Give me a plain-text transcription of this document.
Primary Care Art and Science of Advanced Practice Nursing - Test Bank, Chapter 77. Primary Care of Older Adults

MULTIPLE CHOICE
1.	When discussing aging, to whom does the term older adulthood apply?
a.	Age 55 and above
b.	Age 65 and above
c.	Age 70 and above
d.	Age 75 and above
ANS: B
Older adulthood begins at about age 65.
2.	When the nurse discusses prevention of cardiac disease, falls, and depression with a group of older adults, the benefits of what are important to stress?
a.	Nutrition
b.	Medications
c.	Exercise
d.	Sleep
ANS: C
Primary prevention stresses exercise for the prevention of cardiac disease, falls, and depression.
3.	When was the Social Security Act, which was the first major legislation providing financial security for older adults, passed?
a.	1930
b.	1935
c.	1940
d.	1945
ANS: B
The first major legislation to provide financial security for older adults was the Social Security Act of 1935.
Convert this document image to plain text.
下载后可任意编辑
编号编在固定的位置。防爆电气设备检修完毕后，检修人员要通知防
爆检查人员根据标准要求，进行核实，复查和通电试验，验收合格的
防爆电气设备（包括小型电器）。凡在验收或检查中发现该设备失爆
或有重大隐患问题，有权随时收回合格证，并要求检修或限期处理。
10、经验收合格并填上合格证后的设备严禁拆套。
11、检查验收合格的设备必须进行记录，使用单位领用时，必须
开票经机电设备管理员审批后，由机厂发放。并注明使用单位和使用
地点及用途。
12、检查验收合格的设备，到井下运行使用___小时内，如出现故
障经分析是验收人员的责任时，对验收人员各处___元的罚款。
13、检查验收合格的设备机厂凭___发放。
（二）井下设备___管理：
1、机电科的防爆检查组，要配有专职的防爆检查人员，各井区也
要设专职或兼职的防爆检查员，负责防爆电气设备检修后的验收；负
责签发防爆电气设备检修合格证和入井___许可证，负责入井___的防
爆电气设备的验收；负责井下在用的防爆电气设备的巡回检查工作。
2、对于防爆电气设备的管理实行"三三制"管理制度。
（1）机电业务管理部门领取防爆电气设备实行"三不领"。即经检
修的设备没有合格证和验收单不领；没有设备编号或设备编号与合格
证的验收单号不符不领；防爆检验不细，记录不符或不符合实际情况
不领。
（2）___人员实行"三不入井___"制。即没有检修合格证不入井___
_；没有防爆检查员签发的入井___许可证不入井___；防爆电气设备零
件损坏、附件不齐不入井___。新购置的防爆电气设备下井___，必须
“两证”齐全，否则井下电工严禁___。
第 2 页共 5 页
--------------------------------------------------
TASK INSTRUCTIONS>
Transcribe the whole listing exactly.

REPLY TO THE TASK>
Give me a plain-text transcription of this document.
Primary Care Art and Science of Advanced Practice Nursing - Test Bank, Chapter 77. Primary Care of Older Adults

MULTIPLE CHOICE
1.	When discussing aging, to whom does the term older adulthood apply?
a.	Age 55 and above
b.	Age 65 and above
c.	Age 70 and above
d.	Age 75 and above
ANS: B
Older adulthood begins at about age 65.
2.	When the nurse discusses prevention of cardiac disease, falls, and depression with a group of older adults, the benefits of what are important to stress?
a.	Nutrition
b.	Medications
c.	Exercise
d.	Sleep
ANS: C
Primary prevention stresses exercise for the prevention of cardiac disease, falls, and depression.
3.	When was the Social Security Act, which was the first major legislation providing financial security for older adults, passed?
a.	1930
b.	1935
c.	1940
d.	1945
ANS: B
The first major legislation to provide financial security for older adults was the Social Security Act of 1935.
Convert this document image to plain text.
下载后可任意编辑
编号编在固定的位置。防爆电气设备检修完毕后，检修人员要通知防
爆检查人员根据标准要求，进行核实，复查和通电试验，验收合格的
防爆电气设备（包括小型电器）。凡在验收或检查中发现该设备失爆
或有重大隐患问题，有权随时收回合格证，并要求检修或限期处理。
10、经验收合格并填上合格证后的设备严禁拆套。
11、检查验收合格的设备必须进行记录，使用单位领用时，必须
开票经机电设备管理员审批后，由机厂发放。并注明使用单位和使用
地点及用途。
12、检查验收合格的设备，到井下运行使用___小时内，如出现故
障经分析是验收人员的责任时，对验收人员各处___元的罚款。
13、检查验收合格的设备机厂凭___发放。
（二）井下设备___管理：
1、机电科的防爆检查组，要配有专职的防爆检查人员，各井区也
要设专职或兼职的防爆检查员，负责防爆电气设备检修后的验收；负
责签发防爆电气设备检修合格证和入井___许可证，负责入井___的防
爆电气设备的验收；负责井下在用的防爆电气设备的巡回检查工作。
2、对于防爆电气设备的管理实行"三三制"管理制度。
（1）机电业务管理部门领取防爆电气设备实行"三不领"。即经检
修的设备没有合格证和验收单不领；没有设备编号或设备编号与合格
证的验收单号不符不领；防爆检验不细，记录不符或不符合实际情况
不领。
（2）___人员实行"三不入井___"制。即没有检修合格证不入井___
_；没有防爆检查员签发的入井___许可证不入井___；防爆电气设备零
件损坏、附件不齐不入井___。新购置的防爆电气设备下井___，必须
“两证”齐全，否则井下电工严禁___。
第 2 页共 5 页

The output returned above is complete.